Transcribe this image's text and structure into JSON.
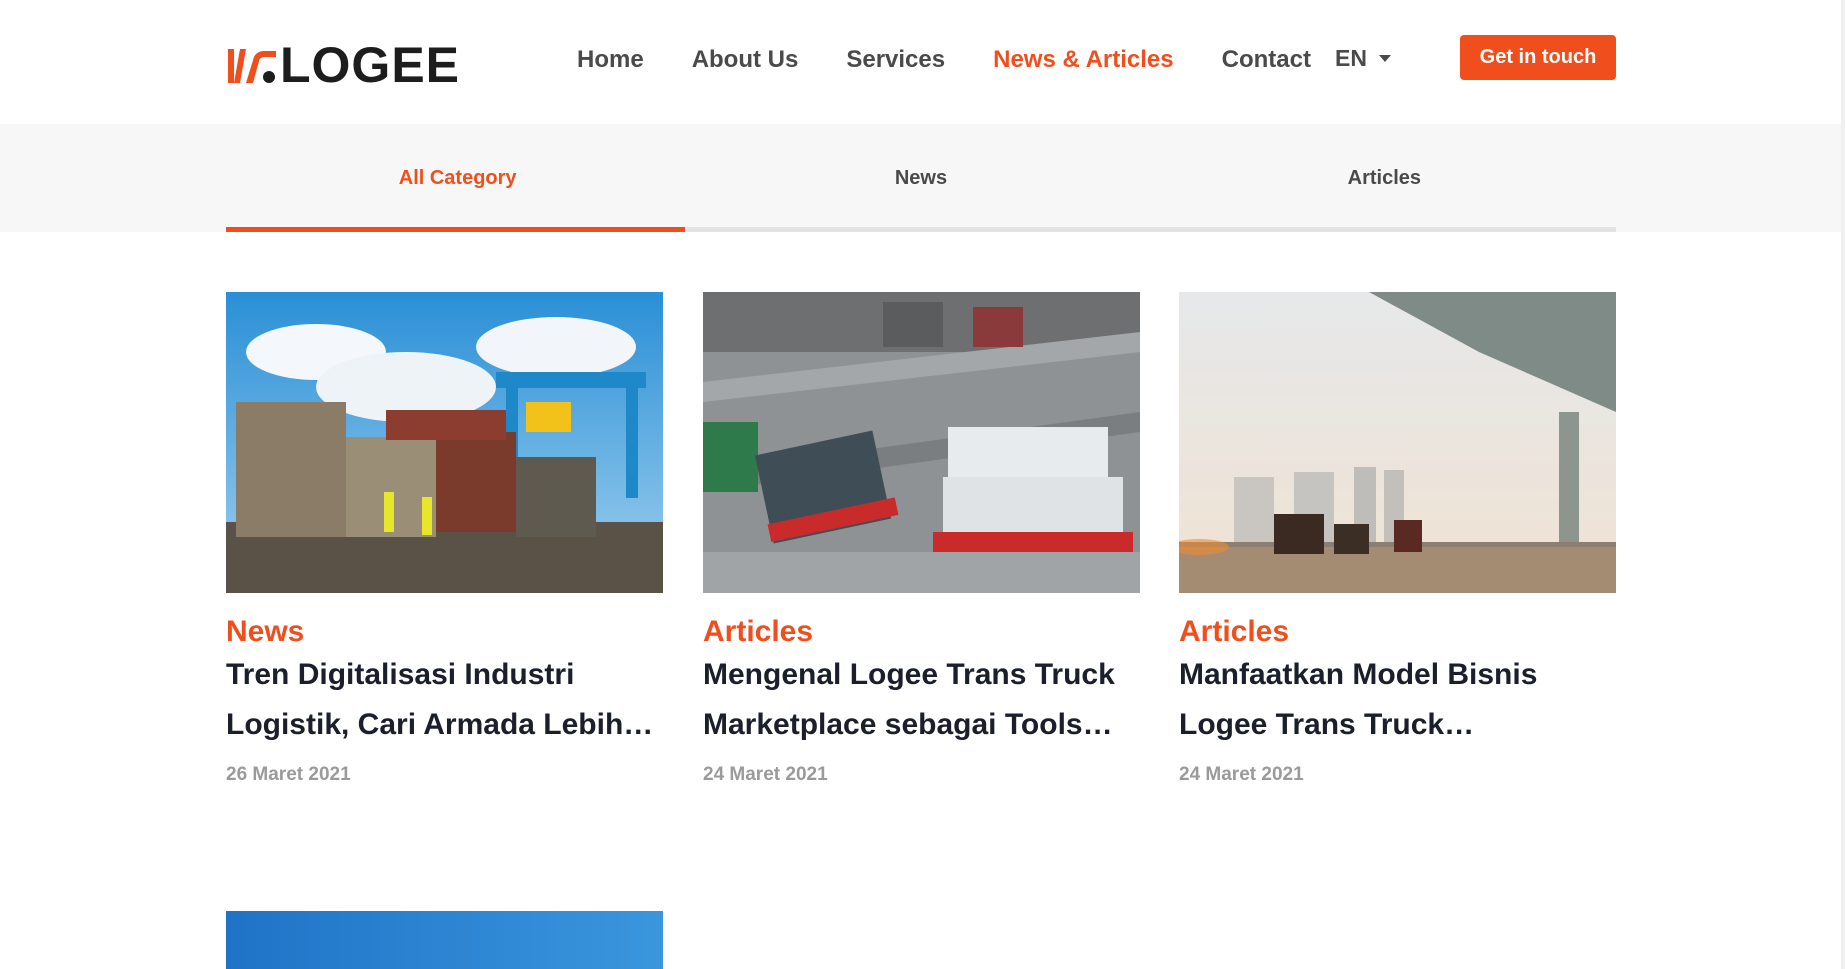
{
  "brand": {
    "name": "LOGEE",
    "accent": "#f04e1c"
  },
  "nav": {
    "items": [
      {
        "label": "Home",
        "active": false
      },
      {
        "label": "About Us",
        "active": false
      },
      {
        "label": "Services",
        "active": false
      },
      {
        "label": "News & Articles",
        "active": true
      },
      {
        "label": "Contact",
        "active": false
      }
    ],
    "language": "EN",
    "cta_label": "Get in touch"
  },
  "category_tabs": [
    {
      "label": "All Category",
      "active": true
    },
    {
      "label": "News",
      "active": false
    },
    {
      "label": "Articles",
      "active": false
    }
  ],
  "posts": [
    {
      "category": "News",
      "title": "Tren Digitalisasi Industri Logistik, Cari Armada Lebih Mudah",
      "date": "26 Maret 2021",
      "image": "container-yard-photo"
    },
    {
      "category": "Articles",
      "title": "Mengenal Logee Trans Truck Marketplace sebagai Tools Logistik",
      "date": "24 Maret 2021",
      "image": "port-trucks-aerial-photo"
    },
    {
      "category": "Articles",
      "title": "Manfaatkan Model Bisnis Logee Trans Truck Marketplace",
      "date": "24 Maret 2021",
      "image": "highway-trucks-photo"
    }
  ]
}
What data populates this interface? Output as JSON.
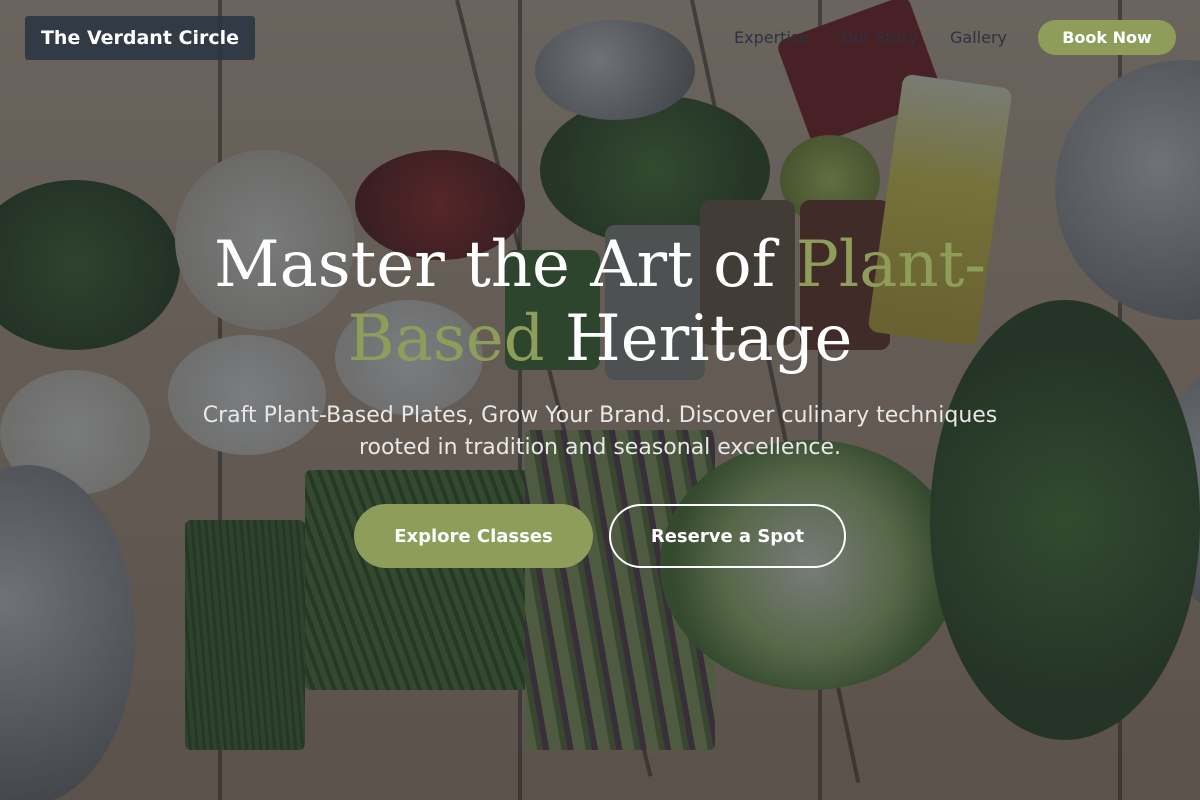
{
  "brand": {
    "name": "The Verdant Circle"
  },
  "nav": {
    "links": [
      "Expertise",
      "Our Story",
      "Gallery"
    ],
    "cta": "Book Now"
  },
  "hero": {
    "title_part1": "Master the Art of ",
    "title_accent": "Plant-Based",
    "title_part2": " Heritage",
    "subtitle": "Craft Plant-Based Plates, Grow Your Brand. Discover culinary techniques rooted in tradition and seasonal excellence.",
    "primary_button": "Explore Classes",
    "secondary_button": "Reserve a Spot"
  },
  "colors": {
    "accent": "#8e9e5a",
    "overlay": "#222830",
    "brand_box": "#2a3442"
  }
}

========================================================================

__BRIEF__. Repeat the records in full, exactly as they appear, without the pictures.

__CORRECT RESULT__.
Transcribe this image's text and structure into JSON.
{
  "brand": {
    "name": "LOGEE",
    "accent": "#f04e1c"
  },
  "nav": {
    "items": [
      {
        "label": "Home",
        "active": false
      },
      {
        "label": "About Us",
        "active": false
      },
      {
        "label": "Services",
        "active": false
      },
      {
        "label": "News & Articles",
        "active": true
      },
      {
        "label": "Contact",
        "active": false
      }
    ],
    "language": "EN",
    "cta_label": "Get in touch"
  },
  "category_tabs": [
    {
      "label": "All Category",
      "active": true
    },
    {
      "label": "News",
      "active": false
    },
    {
      "label": "Articles",
      "active": false
    }
  ],
  "posts": [
    {
      "category": "News",
      "title": "Tren Digitalisasi Industri Logistik, Cari Armada Lebih Mudah",
      "date": "26 Maret 2021",
      "image": "container-yard-photo"
    },
    {
      "category": "Articles",
      "title": "Mengenal Logee Trans Truck Marketplace sebagai Tools Logistik",
      "date": "24 Maret 2021",
      "image": "port-trucks-aerial-photo"
    },
    {
      "category": "Articles",
      "title": "Manfaatkan Model Bisnis Logee Trans Truck Marketplace",
      "date": "24 Maret 2021",
      "image": "highway-trucks-photo"
    }
  ]
}
What data populates this interface? Output as JSON.
{
  "brand": {
    "name": "The Verdant Circle"
  },
  "nav": {
    "links": [
      "Expertise",
      "Our Story",
      "Gallery"
    ],
    "cta": "Book Now"
  },
  "hero": {
    "title_part1": "Master the Art of ",
    "title_accent": "Plant-Based",
    "title_part2": " Heritage",
    "subtitle": "Craft Plant-Based Plates, Grow Your Brand. Discover culinary techniques rooted in tradition and seasonal excellence.",
    "primary_button": "Explore Classes",
    "secondary_button": "Reserve a Spot"
  },
  "colors": {
    "accent": "#8e9e5a",
    "overlay": "#222830",
    "brand_box": "#2a3442"
  }
}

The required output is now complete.